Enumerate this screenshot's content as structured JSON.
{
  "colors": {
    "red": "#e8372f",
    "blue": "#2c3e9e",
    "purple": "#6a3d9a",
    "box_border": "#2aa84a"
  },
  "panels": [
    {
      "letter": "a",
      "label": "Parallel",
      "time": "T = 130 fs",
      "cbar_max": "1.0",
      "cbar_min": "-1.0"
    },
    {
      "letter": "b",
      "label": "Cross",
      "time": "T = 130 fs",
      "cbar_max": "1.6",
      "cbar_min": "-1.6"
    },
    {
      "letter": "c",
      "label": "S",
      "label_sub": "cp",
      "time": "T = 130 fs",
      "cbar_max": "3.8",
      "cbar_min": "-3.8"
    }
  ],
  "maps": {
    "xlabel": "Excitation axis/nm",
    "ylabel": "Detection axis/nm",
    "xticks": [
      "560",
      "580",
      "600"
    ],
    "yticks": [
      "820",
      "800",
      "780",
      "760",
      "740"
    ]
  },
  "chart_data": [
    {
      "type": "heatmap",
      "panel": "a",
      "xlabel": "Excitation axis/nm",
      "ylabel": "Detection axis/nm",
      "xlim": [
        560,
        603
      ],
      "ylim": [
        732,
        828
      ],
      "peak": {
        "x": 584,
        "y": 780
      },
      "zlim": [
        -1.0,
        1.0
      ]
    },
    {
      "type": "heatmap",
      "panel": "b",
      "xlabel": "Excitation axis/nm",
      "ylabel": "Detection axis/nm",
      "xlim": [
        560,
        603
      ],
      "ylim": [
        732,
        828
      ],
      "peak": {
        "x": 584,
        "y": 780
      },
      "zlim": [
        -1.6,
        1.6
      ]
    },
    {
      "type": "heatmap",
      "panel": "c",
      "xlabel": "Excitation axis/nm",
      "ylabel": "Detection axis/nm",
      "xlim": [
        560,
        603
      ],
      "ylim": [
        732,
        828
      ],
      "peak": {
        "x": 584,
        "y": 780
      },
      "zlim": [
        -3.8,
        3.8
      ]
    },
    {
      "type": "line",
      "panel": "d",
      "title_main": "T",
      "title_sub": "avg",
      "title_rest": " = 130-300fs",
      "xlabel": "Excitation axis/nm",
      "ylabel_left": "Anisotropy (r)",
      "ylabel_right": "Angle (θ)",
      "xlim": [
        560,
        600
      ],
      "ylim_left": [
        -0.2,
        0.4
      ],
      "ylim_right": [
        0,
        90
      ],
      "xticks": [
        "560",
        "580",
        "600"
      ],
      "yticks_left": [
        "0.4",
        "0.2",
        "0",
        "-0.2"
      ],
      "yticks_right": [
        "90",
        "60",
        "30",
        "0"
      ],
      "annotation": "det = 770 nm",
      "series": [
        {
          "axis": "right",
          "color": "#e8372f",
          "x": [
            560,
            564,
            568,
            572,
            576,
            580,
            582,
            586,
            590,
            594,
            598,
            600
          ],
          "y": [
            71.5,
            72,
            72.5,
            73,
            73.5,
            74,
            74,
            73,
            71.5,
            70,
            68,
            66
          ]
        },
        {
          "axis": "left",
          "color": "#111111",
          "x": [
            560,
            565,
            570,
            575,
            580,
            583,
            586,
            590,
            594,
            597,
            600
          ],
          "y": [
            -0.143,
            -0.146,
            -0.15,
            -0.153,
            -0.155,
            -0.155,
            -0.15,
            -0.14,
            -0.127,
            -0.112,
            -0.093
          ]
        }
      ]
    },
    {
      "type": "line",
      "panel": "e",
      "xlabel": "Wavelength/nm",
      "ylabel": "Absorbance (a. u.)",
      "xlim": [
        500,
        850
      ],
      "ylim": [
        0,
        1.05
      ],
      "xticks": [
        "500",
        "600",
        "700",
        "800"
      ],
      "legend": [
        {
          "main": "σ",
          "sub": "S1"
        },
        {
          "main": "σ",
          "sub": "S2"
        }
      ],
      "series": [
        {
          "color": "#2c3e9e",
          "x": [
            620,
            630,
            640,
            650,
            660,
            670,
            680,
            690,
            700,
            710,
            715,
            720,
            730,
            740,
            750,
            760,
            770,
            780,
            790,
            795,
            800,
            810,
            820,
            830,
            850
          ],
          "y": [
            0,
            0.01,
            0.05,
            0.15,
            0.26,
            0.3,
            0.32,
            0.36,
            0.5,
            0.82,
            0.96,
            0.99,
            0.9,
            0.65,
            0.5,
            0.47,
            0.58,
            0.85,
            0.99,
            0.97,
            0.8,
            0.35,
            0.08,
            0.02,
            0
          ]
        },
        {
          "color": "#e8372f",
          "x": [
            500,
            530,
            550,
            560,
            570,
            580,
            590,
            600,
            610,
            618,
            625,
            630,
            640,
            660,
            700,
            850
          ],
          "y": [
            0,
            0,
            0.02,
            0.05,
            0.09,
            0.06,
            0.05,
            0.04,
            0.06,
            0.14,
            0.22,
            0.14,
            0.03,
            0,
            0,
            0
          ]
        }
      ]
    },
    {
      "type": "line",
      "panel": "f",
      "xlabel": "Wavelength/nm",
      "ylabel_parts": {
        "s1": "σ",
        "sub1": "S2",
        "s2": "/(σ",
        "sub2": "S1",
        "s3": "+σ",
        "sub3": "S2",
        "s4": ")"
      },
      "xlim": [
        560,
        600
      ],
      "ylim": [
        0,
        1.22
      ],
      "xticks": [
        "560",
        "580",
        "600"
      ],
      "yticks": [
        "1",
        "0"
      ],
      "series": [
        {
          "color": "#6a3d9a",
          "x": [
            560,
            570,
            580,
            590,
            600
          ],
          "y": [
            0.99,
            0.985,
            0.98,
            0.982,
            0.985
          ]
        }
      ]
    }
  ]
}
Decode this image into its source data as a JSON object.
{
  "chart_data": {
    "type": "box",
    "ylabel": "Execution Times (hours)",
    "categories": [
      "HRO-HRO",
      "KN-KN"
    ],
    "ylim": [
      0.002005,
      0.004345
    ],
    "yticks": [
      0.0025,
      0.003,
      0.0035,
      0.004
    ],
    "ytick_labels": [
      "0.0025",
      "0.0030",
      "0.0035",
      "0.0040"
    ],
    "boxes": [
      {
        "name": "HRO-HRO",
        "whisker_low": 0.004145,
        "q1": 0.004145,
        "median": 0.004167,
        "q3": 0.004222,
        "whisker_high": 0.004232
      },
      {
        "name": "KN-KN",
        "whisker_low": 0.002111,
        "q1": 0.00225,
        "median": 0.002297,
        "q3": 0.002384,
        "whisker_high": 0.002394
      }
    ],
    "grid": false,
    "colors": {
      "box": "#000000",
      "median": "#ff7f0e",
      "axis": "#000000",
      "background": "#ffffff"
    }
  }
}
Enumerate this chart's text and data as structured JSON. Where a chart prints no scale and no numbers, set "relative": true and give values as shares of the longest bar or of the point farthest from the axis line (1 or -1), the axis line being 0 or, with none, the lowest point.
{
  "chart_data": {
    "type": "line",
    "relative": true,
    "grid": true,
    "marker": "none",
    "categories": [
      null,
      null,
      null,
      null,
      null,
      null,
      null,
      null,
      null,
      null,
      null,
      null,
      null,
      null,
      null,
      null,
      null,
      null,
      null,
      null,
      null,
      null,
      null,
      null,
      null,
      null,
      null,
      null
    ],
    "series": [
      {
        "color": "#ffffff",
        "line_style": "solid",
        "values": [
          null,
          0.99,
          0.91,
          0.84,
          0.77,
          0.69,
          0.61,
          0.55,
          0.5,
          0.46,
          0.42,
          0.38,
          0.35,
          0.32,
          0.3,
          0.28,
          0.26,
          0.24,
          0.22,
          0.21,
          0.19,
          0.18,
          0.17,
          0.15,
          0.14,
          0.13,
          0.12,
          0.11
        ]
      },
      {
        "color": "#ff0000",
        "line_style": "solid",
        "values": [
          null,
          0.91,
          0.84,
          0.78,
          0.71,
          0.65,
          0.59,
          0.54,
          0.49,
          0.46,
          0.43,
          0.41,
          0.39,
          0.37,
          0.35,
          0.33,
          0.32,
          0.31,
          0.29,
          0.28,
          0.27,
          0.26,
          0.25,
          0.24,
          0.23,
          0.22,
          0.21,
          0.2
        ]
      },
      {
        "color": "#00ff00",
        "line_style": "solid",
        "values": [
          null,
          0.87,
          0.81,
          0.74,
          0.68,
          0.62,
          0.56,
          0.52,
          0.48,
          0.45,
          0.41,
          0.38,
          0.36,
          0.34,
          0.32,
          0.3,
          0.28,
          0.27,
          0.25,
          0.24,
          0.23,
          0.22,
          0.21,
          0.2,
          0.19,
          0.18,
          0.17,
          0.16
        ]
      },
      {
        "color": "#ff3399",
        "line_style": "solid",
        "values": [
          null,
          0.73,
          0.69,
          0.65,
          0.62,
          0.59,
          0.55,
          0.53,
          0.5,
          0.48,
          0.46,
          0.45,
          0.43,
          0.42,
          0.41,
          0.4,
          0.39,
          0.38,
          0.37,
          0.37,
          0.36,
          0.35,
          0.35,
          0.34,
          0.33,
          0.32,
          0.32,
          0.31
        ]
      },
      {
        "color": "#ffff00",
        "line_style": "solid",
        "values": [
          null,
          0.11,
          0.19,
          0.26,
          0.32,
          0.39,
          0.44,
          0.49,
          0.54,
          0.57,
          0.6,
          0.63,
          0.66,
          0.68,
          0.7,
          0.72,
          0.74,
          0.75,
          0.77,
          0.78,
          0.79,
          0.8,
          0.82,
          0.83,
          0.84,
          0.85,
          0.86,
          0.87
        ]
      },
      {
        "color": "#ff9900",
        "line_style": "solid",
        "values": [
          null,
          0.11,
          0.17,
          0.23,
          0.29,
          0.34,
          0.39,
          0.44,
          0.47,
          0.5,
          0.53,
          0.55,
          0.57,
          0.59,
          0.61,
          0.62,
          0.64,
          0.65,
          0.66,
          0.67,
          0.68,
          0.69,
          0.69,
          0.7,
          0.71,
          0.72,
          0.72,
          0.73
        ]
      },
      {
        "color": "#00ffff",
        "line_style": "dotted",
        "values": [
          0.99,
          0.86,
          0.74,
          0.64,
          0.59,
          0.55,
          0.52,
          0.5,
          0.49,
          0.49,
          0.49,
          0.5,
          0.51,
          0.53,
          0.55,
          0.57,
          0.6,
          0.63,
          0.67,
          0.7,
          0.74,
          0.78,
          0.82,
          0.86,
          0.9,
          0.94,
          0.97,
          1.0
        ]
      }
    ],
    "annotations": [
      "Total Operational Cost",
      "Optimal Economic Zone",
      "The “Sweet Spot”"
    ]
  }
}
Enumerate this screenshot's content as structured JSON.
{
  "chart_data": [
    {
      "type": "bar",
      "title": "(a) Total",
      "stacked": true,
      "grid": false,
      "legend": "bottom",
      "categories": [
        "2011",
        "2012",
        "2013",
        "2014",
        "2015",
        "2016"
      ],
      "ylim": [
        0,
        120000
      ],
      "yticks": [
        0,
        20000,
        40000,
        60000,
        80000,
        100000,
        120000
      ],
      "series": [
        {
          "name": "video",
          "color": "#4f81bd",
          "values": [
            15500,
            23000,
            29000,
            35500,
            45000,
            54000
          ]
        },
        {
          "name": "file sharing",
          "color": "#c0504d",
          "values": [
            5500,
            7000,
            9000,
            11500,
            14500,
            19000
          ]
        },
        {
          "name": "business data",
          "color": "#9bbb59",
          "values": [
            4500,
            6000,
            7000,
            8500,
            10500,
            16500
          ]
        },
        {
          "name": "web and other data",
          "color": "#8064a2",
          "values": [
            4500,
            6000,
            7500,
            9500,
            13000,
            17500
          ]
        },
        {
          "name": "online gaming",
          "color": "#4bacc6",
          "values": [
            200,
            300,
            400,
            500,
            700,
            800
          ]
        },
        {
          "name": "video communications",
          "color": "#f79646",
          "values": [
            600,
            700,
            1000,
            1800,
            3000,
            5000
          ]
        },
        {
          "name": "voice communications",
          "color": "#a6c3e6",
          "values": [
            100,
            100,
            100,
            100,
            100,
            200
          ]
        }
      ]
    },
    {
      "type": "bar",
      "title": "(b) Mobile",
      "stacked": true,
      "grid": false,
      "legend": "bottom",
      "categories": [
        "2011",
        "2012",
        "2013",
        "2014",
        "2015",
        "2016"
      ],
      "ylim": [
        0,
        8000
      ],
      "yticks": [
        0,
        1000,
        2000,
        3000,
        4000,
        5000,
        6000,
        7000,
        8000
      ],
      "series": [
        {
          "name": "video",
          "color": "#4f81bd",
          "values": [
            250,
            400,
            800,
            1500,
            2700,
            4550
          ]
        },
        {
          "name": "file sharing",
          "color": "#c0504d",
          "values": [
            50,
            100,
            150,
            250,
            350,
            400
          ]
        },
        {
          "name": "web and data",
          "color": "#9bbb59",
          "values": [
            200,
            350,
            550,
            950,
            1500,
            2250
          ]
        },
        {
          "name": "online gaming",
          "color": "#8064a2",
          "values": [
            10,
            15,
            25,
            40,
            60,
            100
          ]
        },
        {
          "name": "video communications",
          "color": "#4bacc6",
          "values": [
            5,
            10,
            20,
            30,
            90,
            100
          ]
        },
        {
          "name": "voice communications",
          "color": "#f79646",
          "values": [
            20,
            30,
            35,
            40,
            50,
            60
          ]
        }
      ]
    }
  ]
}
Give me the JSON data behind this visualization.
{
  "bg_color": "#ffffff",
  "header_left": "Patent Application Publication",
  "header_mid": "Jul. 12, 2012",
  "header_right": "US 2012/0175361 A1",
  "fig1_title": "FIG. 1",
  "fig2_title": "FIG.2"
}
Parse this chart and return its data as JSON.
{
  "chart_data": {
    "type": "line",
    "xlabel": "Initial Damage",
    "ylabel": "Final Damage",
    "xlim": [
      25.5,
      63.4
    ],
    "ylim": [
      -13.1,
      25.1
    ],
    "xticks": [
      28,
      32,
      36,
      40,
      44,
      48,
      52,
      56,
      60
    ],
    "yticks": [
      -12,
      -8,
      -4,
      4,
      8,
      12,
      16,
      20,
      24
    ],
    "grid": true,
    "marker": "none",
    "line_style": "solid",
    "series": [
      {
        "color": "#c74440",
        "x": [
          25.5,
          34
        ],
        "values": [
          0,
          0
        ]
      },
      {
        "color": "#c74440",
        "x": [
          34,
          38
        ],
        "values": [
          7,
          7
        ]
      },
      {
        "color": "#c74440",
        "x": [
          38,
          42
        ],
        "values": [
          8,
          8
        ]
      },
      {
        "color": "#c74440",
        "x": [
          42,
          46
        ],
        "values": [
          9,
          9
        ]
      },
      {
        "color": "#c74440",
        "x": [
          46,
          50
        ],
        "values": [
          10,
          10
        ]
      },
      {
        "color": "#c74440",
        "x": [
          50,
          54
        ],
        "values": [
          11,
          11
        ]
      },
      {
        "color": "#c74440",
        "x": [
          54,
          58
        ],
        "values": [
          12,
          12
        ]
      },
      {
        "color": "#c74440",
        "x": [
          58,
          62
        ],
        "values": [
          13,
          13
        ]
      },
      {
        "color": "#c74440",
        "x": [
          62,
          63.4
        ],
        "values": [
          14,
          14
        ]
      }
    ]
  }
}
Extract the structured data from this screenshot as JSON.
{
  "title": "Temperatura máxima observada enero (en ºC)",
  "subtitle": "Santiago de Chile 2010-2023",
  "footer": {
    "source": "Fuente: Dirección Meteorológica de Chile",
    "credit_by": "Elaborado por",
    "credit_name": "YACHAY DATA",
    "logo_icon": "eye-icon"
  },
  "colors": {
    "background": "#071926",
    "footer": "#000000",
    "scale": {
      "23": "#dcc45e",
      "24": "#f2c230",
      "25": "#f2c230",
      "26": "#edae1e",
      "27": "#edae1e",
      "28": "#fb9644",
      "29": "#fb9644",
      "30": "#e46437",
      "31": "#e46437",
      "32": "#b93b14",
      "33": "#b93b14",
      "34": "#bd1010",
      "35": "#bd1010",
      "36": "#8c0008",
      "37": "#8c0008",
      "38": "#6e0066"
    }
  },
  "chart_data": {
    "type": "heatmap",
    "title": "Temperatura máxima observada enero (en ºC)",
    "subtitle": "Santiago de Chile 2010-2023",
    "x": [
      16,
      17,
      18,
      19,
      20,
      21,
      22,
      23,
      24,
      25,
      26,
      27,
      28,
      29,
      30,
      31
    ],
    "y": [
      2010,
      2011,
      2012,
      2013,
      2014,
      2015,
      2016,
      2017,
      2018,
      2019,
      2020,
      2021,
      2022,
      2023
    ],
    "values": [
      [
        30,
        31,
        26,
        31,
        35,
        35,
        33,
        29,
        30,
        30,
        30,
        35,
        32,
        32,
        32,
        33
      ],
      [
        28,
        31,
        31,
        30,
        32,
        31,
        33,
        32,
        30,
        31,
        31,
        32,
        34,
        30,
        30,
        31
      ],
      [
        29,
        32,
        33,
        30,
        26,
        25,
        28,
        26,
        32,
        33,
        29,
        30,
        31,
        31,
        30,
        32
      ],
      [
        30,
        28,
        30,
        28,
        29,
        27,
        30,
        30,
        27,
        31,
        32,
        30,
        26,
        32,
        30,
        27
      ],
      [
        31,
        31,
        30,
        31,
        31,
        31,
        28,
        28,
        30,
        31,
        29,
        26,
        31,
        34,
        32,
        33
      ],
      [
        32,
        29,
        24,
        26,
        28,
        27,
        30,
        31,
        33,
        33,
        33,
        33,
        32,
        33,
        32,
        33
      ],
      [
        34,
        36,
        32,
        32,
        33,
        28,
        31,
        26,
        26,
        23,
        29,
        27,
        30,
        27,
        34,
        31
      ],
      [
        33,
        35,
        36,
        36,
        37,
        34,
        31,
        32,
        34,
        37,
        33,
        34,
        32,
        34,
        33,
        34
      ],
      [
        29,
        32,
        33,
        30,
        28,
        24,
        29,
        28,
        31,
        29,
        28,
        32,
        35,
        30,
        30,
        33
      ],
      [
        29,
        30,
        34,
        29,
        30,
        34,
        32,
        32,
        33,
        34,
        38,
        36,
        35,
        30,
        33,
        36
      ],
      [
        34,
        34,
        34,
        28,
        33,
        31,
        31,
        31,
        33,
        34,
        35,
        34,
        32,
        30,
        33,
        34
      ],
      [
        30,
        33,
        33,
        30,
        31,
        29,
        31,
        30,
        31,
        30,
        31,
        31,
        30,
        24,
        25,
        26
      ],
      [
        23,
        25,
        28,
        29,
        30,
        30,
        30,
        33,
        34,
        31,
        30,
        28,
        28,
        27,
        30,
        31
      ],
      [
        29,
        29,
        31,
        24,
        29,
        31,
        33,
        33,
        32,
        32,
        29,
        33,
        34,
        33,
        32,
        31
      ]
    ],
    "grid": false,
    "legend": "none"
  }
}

- - - - - - -

Find every line with the word "Santiago" and state how many there are, with no other words.

■ Solution to this task
2